*Requirements*.
- A) Condense the paragraph beginning "What might assault their sensibilities" in the passage about Simon Cowell and Hallelujah, keeping its main facts.
- B) Carry on the passage about Simon Cowell and Hallelujah after its final sentence.

*Source*.
⟨
What might assault their sensibilities even more is the revelation that Simon Cowell is just like them: he loves their beloved Buckley version, too. On a previous series of American Idol (the US equivalent of X Factor), Hallelujah was covered by a dreadlocked contestant called Jason Castro. From his judge's seat, Cowell said: “The Jeff Buckley version of that song is one of my favourite songs of all time.” Castro's performance, and the downloads it prompted, persuaded Cowell to use the song this year in The X Factor. Cowell himself is in Barbados now, relaxing. But his fellow judge Louis Walsh called from Ireland yesterday and revealed that he, too, is a diehard Hallelujah lover.
⟩
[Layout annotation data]
⟨
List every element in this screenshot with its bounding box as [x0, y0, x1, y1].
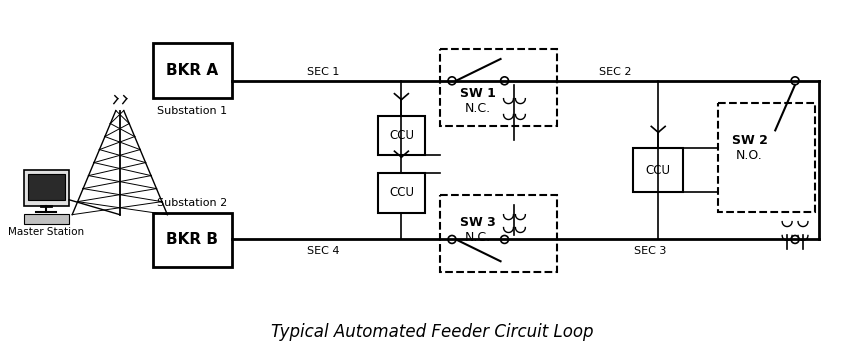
Bar	[24, 214, 69, 224]
Text: Substation 1: Substation 1	[157, 105, 227, 116]
Bar	[152, 213, 232, 267]
Text: N.C.: N.C.	[465, 231, 490, 244]
Text: SW 2: SW 2	[732, 134, 768, 147]
Bar	[717, 103, 815, 212]
Bar	[377, 116, 425, 155]
Bar	[633, 148, 683, 192]
Bar	[27, 174, 65, 200]
Text: SEC 3: SEC 3	[634, 246, 666, 257]
Text: SW 3: SW 3	[460, 216, 496, 229]
Text: SW 1: SW 1	[460, 87, 496, 100]
Text: N.O.: N.O.	[736, 149, 762, 162]
Text: SEC 1: SEC 1	[307, 67, 339, 77]
Text: BKR A: BKR A	[166, 63, 218, 78]
Bar	[440, 49, 557, 126]
Bar	[152, 43, 232, 98]
Bar	[440, 195, 557, 272]
Text: BKR B: BKR B	[167, 232, 218, 247]
Text: CCU: CCU	[389, 129, 414, 142]
Text: Substation 2: Substation 2	[157, 198, 227, 208]
Text: CCU: CCU	[389, 186, 414, 199]
Text: Typical Automated Feeder Circuit Loop: Typical Automated Feeder Circuit Loop	[271, 323, 593, 341]
Text: SEC 4: SEC 4	[307, 246, 339, 257]
Text: Master Station: Master Station	[8, 227, 84, 237]
Bar	[24, 170, 69, 206]
Text: CCU: CCU	[646, 164, 671, 177]
Text: N.C.: N.C.	[465, 102, 490, 115]
Bar	[377, 173, 425, 213]
Text: SEC 2: SEC 2	[599, 67, 632, 77]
⟩
*Results in order*.
- A) Simon Cowell loves Jeff Buckley's version of Hallelujah. When a dreadlocked contestant, Jason Castro, covered the song on an earlier series of American Idol, the US equivalent of X Factor, Cowell called Buckley's version one of his favorite songs of all time. Castro's performance and the downloads it prompted led Cowell to use the song in this year's X Factor. Cowell is now relaxing in Barbados. Fellow judge Louis Walsh called from Ireland yesterday and said that he is also a diehard Hallelujah fan.

- B)
“I have ten versions of it on my iPod - I particularly love kd lang's version. Everybody says Jeff Buckley's is the best version but I prefer Cohen's. Rufus's is OK, too.” Walsh cheerfully concedes that he can relate to the Hallelujah purists' outrage, but sticks gamely behind Burke. “She makes the song different. And the really good thing is that Leonard Cohen is going to make some money out of it. She's brought it to a whole new audience who don't know that song. The X Factor audience think it is a new song. It's going to help Jeff Buckley's album [Sony is releasing a Buckley “best of” album next month]. Everyone's going to win in the end.” After a brief, knowledgeable chat about some artists just as venerable and venerated as Cohen - including Bob Dylan and Van Morrison, Walsh returns to The X Factor. “I think we should revisit all these great songs and bring them to a new generation of audience. I really do.” Oh dear. Things could get worse for the old-school purists. Next year, if he reapplies for the show just like Burke did (she was a failed contestant in 2005) we could see the odd-looking schoolboy Eoghan Quigg at No 1, with a cover of Desolation Row. Facebook's servers would most likely explode.
Covered in glory (or not)
There have been more than a hundred recordings of Leonard Cohen's Hallelujah. Ben Machell reviews his Top Ten
Leonard Cohen
Where you might have heard it: 2am in halls of residence circa 1985, and funerals.
What it's like: Laughing Len's sepulchral, if slightly synthy original.
When to play it: while trying to seduce humourless, black woolly jumper-wearing German exchange students.
Jeff Buckley
Where you might have heard it: when Mischa Barton's character dies in The O.C.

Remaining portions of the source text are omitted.